### Your task
Each line of the material below that holds the word "text" needs to be copied.

### Given records
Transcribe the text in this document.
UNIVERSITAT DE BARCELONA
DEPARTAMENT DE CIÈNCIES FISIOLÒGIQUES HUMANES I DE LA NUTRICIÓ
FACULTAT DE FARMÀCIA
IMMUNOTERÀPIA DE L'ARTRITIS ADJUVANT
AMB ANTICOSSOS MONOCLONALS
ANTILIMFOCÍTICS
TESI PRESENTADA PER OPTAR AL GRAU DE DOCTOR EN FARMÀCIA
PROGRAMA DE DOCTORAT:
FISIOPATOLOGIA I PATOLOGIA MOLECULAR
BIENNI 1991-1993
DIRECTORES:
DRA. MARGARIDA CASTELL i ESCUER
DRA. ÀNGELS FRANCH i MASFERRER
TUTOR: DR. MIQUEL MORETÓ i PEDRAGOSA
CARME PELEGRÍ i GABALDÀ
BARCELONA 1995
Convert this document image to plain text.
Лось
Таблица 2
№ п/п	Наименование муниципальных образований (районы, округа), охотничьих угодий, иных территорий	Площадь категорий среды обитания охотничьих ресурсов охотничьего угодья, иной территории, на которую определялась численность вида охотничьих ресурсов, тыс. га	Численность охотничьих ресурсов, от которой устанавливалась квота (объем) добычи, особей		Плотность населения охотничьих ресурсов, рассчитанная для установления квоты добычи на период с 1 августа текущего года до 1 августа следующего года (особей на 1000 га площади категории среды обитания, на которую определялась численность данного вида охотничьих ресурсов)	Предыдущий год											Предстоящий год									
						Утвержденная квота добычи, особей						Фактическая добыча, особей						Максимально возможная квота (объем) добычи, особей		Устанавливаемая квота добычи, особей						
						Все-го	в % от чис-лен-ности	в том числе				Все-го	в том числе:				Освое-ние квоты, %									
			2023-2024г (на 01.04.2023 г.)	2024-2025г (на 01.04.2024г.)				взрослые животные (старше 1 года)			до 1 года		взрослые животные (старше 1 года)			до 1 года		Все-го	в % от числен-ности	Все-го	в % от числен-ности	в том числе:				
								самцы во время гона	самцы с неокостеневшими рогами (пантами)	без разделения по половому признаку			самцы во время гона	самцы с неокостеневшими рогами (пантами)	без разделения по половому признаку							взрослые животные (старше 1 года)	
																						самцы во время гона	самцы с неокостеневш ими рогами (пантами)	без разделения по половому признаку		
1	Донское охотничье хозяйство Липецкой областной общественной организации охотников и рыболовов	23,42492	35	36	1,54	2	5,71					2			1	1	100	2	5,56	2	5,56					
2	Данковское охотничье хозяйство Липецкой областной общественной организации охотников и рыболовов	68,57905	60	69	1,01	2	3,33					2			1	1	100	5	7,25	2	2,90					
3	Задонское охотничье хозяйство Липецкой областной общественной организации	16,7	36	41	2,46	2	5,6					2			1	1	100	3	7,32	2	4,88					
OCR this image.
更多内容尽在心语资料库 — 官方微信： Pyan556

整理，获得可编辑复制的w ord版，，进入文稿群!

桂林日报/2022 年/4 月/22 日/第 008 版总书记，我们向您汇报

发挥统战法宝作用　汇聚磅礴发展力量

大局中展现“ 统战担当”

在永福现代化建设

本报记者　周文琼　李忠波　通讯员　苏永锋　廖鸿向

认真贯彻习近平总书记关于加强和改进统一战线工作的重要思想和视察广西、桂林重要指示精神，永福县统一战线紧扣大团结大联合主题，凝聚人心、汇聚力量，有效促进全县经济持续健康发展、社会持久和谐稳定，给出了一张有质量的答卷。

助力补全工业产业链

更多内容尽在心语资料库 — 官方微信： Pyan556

### Solution to the problem
Transcribe the text in this document.
Convert this document image to plain text.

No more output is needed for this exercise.